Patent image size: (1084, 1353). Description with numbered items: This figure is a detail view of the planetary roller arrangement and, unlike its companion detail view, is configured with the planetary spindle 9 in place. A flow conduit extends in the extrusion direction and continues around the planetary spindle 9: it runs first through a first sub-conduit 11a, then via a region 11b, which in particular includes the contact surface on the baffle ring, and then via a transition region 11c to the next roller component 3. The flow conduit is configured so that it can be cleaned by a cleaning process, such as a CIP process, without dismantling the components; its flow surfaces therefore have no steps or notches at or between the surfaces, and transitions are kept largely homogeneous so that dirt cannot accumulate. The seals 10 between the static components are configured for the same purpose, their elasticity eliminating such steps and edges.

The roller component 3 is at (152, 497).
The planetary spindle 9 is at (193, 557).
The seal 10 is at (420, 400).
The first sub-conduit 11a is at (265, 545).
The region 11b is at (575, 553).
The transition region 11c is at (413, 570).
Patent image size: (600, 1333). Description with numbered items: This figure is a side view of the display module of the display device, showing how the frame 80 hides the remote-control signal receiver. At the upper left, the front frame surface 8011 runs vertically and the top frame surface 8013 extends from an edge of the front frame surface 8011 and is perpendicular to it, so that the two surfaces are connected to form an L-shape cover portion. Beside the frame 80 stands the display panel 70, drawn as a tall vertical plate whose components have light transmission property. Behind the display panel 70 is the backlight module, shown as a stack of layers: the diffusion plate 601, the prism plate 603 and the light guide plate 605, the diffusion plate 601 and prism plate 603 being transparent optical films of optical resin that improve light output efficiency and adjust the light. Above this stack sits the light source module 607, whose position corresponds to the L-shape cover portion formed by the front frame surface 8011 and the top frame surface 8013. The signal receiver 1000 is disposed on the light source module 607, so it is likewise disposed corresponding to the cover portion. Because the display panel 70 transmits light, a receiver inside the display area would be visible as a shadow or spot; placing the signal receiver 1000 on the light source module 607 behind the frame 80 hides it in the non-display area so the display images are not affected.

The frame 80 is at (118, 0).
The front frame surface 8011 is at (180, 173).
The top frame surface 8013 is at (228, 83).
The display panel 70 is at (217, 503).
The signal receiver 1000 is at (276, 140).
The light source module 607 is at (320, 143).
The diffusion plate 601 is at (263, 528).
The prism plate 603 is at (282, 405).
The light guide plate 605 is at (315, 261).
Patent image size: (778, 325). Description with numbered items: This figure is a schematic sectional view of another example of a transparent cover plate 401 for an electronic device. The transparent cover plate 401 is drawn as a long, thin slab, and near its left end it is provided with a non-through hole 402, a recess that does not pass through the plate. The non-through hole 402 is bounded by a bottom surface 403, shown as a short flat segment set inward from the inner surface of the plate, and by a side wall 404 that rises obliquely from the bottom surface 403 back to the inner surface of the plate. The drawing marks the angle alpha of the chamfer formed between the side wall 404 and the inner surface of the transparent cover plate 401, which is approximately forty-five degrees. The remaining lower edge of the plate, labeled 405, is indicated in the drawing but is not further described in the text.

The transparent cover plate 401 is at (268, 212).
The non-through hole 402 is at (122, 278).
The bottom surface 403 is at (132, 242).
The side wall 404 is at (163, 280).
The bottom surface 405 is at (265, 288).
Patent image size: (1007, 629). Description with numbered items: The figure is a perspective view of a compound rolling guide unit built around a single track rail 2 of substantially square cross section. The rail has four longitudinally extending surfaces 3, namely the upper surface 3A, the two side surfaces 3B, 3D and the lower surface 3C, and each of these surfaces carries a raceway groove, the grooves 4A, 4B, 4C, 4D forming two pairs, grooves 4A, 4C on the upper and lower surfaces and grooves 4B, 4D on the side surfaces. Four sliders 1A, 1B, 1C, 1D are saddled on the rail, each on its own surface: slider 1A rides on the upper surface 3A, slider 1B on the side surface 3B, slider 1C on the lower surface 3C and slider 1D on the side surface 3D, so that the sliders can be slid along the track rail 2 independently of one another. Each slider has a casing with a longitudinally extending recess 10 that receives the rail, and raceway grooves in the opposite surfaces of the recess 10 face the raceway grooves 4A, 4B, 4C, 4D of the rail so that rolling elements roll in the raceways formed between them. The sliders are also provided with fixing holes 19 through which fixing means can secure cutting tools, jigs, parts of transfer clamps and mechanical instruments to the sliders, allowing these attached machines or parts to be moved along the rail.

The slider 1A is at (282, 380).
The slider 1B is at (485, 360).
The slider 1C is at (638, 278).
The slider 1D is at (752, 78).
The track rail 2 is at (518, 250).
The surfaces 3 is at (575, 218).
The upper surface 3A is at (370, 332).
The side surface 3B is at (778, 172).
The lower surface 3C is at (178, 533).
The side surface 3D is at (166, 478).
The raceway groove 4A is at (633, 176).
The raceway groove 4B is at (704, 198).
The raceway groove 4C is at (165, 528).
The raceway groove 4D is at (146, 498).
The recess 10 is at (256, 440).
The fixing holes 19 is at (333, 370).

____

## Work required
Copy out the records from the line with "Patent image size: (600, 1333)." up to and including the line with "The light guide plate 605 is at (315, 261).", unchanged.

## Response to the exercise
Patent image size: (600, 1333). Description with numbered items: This figure is a side view of the display module of the display device, showing how the frame 80 hides the remote-control signal receiver. At the upper left, the front frame surface 8011 runs vertically and the top frame surface 8013 extends from an edge of the front frame surface 8011 and is perpendicular to it, so that the two surfaces are connected to form an L-shape cover portion. Beside the frame 80 stands the display panel 70, drawn as a tall vertical plate whose components have light transmission property. Behind the display panel 70 is the backlight module, shown as a stack of layers: the diffusion plate 601, the prism plate 603 and the light guide plate 605, the diffusion plate 601 and prism plate 603 being transparent optical films of optical resin that improve light output efficiency and adjust the light. Above this stack sits the light source module 607, whose position corresponds to the L-shape cover portion formed by the front frame surface 8011 and the top frame surface 8013. The signal receiver 1000 is disposed on the light source module 607, so it is likewise disposed corresponding to the cover portion. Because the display panel 70 transmits light, a receiver inside the display area would be visible as a shadow or spot; placing the signal receiver 1000 on the light source module 607 behind the frame 80 hides it in the non-display area so the display images are not affected.

The frame 80 is at (118, 0).
The front frame surface 8011 is at (180, 173).
The top frame surface 8013 is at (228, 83).
The display panel 70 is at (217, 503).
The signal receiver 1000 is at (276, 140).
The light source module 607 is at (320, 143).
The diffusion plate 601 is at (263, 528).
The prism plate 603 is at (282, 405).
The light guide plate 605 is at (315, 261).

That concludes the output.